ARTICLE:
● ● ● ● ● ● ●
= Latvian Land Reform of 1920 =

Land reform act in the Republic of Latvia

The Latvian Land Reform of 1920 (1920. gada agrārā reforma Latvijā) was a land reform act expropriating land under the Republic of Latvia in 1920 (during the Latvian War of Independence shortly after independence). The agrarian reform law of 1920 sought to transfer most of the land from Baltic German nobles to Latvian farmers. On 16 September 1920 the Constitutional Assembly of Latvia passed the law of the Land reform, which would break up large landholdings and redistribute land to those peasants who worked it and to the newly created Latvian State Land Fund. Similar land reforms were carried out in Estonia (1919), Lithuania (29 March 1922) and Poland (28 December 1925).

== Background ==

Before World War I some 2% of landowners owned 53% of the land in Kurzeme and Vidzeme, and 38% in Latgale. The agrarian reform law of 16 September 1920 created the State Land Fund which took over 61% of all land.
● ● ● ● ● ● ●
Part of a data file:
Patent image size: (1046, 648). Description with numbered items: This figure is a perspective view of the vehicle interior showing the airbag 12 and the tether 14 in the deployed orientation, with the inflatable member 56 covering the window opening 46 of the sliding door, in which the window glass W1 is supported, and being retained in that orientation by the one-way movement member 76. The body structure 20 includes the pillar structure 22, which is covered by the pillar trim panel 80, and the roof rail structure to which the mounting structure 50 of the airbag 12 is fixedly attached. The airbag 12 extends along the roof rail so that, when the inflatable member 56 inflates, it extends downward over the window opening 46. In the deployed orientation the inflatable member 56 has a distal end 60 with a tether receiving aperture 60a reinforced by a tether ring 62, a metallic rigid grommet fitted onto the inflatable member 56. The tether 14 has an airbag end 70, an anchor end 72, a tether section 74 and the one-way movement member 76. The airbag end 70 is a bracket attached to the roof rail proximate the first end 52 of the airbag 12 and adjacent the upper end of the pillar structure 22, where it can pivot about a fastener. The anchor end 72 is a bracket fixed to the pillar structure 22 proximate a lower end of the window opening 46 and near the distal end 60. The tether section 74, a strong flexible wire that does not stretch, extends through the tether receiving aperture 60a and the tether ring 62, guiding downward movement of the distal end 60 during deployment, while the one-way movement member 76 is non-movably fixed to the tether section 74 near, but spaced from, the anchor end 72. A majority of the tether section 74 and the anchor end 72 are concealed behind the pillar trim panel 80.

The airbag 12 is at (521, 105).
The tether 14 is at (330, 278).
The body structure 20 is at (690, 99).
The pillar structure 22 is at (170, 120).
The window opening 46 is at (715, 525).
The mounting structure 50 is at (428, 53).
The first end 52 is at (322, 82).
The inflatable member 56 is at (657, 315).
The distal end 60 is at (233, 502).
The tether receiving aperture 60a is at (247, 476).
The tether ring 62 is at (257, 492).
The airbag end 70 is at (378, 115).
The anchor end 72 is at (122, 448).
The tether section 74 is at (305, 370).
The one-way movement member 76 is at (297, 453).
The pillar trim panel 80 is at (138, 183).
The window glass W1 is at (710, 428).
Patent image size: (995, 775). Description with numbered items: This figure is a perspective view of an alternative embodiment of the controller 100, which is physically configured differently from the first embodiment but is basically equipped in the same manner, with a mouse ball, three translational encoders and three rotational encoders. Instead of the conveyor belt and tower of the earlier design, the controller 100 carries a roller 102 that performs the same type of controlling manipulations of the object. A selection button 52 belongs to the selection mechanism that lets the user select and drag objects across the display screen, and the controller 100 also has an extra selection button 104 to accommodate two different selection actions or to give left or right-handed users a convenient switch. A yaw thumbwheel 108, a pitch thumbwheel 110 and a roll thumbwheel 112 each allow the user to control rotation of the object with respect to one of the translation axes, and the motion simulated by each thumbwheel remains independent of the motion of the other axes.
● ● ● ● ● ● ●
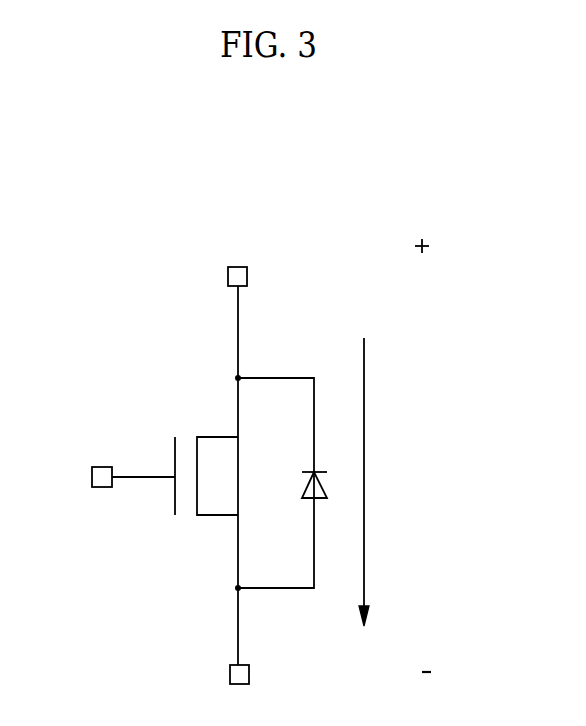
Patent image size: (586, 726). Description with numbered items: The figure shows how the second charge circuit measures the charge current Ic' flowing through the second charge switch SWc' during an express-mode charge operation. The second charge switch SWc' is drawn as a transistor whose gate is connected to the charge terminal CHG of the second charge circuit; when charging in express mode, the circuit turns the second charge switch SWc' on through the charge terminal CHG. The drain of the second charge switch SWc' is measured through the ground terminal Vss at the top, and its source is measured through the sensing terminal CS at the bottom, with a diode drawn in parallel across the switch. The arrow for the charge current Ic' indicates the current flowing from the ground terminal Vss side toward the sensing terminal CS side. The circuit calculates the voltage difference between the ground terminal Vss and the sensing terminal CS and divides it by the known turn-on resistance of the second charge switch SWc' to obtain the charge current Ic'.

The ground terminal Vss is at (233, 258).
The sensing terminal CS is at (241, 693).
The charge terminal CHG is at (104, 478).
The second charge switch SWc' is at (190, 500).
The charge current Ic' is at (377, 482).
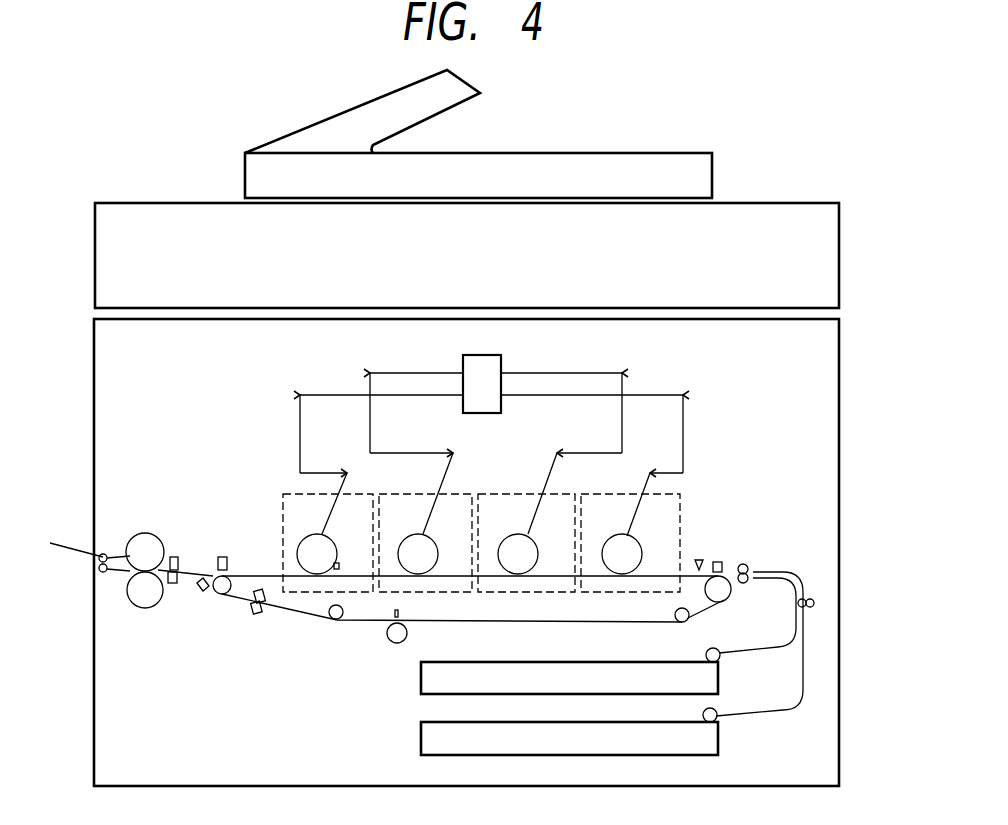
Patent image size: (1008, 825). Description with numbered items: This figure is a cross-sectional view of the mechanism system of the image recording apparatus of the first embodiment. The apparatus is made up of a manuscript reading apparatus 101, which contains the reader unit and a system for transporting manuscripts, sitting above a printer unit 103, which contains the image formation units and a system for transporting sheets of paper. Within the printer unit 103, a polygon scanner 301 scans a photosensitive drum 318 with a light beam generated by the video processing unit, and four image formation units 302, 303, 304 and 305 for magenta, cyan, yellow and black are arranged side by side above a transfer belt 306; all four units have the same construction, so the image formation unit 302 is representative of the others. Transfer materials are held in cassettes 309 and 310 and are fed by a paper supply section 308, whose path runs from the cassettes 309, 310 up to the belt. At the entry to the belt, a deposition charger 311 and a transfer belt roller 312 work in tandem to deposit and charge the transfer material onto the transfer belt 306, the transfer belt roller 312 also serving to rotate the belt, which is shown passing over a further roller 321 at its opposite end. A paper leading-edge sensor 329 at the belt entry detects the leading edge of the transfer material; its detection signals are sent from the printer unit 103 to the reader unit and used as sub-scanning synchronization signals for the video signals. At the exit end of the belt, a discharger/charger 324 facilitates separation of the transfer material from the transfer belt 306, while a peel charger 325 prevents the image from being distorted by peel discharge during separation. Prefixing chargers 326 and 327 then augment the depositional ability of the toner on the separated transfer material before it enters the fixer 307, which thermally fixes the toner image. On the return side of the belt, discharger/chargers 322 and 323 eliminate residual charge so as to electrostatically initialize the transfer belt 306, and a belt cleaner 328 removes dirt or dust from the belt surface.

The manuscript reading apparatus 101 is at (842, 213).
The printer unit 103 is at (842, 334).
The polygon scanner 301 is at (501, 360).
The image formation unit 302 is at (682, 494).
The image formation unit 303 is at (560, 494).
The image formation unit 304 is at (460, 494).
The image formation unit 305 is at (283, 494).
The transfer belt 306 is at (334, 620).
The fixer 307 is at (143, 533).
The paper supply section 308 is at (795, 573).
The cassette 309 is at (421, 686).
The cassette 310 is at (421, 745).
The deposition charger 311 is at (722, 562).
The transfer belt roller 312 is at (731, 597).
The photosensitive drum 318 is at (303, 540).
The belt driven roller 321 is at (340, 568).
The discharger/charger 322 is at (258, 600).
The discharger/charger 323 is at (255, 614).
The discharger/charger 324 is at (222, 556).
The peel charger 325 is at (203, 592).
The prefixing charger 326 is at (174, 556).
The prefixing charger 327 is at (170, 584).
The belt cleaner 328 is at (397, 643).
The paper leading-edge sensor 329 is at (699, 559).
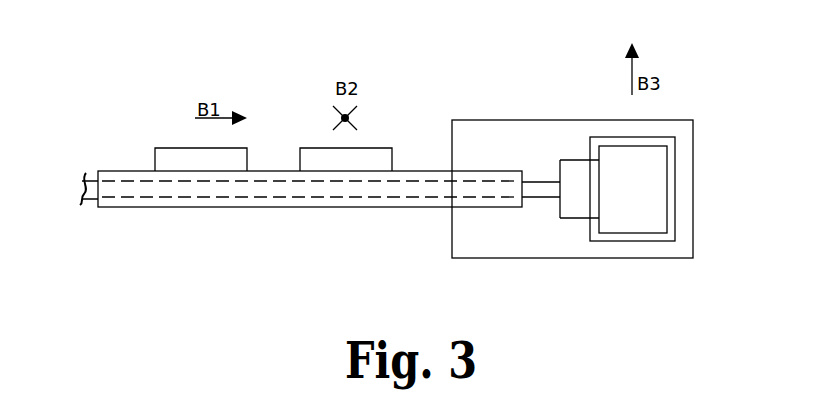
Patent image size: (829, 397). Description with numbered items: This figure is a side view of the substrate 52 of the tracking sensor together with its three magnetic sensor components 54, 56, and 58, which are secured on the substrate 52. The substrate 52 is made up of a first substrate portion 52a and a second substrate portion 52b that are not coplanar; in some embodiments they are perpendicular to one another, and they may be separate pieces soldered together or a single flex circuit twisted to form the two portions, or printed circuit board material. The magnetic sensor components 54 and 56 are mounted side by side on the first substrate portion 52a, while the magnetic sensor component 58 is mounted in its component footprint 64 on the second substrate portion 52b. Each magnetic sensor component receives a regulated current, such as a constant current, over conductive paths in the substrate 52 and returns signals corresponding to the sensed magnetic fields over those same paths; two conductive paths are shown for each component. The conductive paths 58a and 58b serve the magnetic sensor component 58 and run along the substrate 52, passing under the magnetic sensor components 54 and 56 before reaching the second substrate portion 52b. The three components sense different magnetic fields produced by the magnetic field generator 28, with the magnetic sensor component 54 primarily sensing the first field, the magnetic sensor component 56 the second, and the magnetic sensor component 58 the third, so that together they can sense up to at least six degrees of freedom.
● ● ● ● ● ● ●
PROBLEMS AND TASKS:
1 - Reproduce the passage of the article on the Latvian land reform from "Before World War" to "of all land.", word for word.
2 - Write out the lines of the records from the line with "Patent image size: (1046, 648)." to the line with "The tether ring 62 is at (257, 492).", with both of those lines included, and leave out the others.

SOLUTIONS BELOW:
1 -
Before World War I some 2% of landowners owned 53% of the land in Kurzeme and Vidzeme, and 38% in Latgale. The agrarian reform law of 16 September 1920 created the State Land Fund which took over 61% of all land.

2 -
Patent image size: (1046, 648). Description with numbered items: This figure is a perspective view of the vehicle interior showing the airbag 12 and the tether 14 in the deployed orientation, with the inflatable member 56 covering the window opening 46 of the sliding door, in which the window glass W1 is supported, and being retained in that orientation by the one-way movement member 76. The body structure 20 includes the pillar structure 22, which is covered by the pillar trim panel 80, and the roof rail structure to which the mounting structure 50 of the airbag 12 is fixedly attached. The airbag 12 extends along the roof rail so that, when the inflatable member 56 inflates, it extends downward over the window opening 46. In the deployed orientation the inflatable member 56 has a distal end 60 with a tether receiving aperture 60a reinforced by a tether ring 62, a metallic rigid grommet fitted onto the inflatable member 56. The tether 14 has an airbag end 70, an anchor end 72, a tether section 74 and the one-way movement member 76. The airbag end 70 is a bracket attached to the roof rail proximate the first end 52 of the airbag 12 and adjacent the upper end of the pillar structure 22, where it can pivot about a fastener. The anchor end 72 is a bracket fixed to the pillar structure 22 proximate a lower end of the window opening 46 and near the distal end 60. The tether section 74, a strong flexible wire that does not stretch, extends through the tether receiving aperture 60a and the tether ring 62, guiding downward movement of the distal end 60 during deployment, while the one-way movement member 76 is non-movably fixed to the tether section 74 near, but spaced from, the anchor end 72. A majority of the tether section 74 and the anchor end 72 are concealed behind the pillar trim panel 80.

The airbag 12 is at (521, 105).
The tether 14 is at (330, 278).
The body structure 20 is at (690, 99).
The pillar structure 22 is at (170, 120).
The window opening 46 is at (715, 525).
The mounting structure 50 is at (428, 53).
The first end 52 is at (322, 82).
The inflatable member 56 is at (657, 315).
The distal end 60 is at (233, 502).
The tether receiving aperture 60a is at (247, 476).
The tether ring 62 is at (257, 492).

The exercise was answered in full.